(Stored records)
· · · ·

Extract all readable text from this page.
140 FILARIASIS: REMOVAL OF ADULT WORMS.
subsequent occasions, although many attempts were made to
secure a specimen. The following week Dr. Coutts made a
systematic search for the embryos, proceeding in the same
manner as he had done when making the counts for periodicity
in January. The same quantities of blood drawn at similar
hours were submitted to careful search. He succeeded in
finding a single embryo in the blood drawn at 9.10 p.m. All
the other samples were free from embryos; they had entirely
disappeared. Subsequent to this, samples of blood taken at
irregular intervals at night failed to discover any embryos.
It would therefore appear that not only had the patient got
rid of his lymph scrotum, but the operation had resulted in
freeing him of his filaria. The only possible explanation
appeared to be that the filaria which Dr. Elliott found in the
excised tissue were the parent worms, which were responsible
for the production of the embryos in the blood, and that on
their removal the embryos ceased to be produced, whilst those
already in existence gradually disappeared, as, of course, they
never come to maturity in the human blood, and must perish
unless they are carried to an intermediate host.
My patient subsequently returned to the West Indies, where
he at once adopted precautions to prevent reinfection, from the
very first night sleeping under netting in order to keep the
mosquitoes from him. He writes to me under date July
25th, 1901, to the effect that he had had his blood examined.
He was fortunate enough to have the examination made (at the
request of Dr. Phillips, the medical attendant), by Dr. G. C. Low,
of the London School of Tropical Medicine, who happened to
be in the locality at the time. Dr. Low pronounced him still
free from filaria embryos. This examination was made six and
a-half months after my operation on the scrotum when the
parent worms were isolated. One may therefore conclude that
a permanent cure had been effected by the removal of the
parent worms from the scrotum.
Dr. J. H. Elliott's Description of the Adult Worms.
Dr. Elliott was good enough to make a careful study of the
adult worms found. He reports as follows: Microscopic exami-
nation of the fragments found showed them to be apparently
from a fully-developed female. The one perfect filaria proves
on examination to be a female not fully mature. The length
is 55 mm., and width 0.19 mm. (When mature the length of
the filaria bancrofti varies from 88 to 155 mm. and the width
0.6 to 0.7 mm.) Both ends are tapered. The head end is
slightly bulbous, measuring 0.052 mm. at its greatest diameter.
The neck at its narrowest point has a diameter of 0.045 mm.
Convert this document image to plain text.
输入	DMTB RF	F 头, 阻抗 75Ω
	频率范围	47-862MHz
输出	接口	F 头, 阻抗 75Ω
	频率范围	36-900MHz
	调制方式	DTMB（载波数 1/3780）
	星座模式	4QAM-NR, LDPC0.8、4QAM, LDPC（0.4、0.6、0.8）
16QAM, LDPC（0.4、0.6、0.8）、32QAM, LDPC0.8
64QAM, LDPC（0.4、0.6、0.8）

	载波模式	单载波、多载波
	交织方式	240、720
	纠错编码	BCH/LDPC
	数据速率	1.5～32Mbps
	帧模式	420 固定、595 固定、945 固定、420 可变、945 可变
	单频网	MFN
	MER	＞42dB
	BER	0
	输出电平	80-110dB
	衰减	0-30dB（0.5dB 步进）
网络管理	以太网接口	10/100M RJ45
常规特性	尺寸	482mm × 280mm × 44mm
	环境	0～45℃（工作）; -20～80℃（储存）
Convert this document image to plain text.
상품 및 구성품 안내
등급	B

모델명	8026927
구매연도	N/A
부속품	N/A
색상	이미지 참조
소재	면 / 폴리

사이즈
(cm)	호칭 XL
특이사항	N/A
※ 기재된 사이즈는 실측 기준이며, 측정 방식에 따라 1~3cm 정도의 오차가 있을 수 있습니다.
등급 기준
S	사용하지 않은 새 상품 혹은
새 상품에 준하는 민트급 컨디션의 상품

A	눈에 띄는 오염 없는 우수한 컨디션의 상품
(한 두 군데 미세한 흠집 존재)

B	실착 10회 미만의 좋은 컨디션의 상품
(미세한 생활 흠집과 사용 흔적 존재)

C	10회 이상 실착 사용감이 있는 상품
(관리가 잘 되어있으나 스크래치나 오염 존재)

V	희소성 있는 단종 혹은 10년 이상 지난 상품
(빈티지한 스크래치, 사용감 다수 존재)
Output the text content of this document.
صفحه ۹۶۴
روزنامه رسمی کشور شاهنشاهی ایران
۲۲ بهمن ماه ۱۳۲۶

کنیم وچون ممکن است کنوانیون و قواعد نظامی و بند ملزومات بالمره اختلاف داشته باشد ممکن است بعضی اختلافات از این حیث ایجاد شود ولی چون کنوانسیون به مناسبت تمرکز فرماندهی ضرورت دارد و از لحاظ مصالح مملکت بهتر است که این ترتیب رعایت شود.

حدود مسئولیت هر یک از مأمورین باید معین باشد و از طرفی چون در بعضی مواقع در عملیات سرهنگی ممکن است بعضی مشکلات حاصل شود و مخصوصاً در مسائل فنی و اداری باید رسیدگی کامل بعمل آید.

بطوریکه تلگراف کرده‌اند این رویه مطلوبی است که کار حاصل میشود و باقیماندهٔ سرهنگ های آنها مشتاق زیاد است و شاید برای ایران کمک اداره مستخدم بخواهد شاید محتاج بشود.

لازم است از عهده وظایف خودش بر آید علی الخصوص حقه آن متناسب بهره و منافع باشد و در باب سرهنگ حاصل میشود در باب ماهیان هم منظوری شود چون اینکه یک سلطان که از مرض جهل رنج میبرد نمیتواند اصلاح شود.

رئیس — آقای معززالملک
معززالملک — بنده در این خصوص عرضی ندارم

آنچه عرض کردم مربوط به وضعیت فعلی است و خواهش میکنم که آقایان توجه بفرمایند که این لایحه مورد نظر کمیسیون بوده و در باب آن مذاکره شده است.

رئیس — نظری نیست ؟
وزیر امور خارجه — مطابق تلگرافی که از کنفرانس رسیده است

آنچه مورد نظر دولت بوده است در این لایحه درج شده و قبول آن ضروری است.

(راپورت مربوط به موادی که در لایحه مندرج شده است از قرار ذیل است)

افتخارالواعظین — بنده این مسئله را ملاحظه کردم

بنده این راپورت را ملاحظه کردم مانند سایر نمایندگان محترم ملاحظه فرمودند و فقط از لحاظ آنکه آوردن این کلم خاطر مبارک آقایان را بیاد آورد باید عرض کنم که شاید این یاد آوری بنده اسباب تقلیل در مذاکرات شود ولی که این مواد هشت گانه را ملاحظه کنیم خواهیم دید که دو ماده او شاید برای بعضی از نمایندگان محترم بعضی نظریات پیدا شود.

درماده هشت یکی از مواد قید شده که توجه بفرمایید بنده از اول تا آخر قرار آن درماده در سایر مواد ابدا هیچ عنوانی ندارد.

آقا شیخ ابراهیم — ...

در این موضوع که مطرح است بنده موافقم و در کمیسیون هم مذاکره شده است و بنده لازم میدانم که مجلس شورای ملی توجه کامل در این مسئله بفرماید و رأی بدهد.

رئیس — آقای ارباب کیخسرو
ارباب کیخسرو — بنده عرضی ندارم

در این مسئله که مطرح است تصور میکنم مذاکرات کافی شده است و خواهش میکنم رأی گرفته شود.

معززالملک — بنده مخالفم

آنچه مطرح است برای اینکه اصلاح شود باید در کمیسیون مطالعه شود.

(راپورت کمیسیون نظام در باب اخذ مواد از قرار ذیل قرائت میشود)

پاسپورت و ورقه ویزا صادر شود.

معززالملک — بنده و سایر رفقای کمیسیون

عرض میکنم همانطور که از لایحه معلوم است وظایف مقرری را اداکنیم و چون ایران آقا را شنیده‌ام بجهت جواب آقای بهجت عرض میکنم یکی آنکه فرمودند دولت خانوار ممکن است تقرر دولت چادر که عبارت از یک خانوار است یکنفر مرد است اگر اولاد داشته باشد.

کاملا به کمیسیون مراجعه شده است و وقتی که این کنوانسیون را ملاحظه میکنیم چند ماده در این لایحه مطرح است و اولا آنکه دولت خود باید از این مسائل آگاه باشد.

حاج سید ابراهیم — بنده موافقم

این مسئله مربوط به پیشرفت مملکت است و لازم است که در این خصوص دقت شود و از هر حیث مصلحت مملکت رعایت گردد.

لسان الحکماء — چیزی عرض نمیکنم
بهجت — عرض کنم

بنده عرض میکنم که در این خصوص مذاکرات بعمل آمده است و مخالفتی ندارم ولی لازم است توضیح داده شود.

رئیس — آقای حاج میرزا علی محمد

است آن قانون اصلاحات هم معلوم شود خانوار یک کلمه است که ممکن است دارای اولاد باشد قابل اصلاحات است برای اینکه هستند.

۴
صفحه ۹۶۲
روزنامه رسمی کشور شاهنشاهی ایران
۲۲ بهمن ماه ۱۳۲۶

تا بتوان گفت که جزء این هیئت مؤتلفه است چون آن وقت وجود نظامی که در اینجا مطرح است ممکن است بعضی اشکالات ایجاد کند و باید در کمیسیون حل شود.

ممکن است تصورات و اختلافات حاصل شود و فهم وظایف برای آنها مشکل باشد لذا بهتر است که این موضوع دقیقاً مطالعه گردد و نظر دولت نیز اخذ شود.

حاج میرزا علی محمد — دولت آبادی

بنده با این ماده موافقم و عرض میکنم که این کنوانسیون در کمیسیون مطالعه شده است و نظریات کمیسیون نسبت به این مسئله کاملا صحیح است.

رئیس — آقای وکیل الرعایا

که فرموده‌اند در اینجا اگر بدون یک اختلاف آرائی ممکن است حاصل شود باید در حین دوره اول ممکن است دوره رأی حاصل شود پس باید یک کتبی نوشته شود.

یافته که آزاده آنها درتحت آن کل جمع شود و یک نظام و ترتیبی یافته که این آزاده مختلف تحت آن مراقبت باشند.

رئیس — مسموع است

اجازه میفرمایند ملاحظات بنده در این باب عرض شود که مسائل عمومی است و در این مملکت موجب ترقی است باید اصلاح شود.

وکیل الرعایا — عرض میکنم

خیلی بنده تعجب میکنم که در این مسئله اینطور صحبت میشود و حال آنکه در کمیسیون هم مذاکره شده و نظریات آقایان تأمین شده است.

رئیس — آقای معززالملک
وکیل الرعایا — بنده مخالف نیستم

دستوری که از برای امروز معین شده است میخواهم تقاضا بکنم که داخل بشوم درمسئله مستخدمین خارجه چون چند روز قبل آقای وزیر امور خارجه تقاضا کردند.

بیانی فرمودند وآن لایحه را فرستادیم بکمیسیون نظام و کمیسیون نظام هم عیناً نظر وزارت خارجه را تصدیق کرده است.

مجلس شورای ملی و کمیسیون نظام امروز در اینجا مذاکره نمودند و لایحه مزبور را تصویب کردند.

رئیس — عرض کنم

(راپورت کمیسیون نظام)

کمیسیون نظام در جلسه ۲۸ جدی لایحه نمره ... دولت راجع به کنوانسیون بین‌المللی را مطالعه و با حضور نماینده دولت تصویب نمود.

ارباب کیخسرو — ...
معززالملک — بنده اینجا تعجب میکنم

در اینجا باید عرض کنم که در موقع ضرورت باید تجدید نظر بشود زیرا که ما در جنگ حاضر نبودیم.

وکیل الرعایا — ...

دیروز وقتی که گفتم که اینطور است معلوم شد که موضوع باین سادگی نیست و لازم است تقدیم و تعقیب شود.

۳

· · · ·

_What is asked_
Locate the word "سایر" in the records and collect each line it appears in.

_Correct result_
بنده این راپورت را ملاحظه کردم مانند سایر نمایندگان محترم ملاحظه فرمودند و فقط از لحاظ آنکه آوردن این کلم خاطر مبارک آقایان را بیاد آورد باید عرض کنم که شاید این یاد آوری بنده اسباب تقلیل در مذاکرات شود ولی که این مواد هشت گانه را ملاحظه کنیم خواهیم دید که دو ماده او شاید برای بعضی از نمایندگان محترم بعضی نظریات پیدا شود.
درماده هشت یکی از مواد قید شده که توجه بفرمایید بنده از اول تا آخر قرار آن درماده در سایر مواد ابدا هیچ عنوانی ندارد.
معززالملک — بنده و سایر رفقای کمیسیون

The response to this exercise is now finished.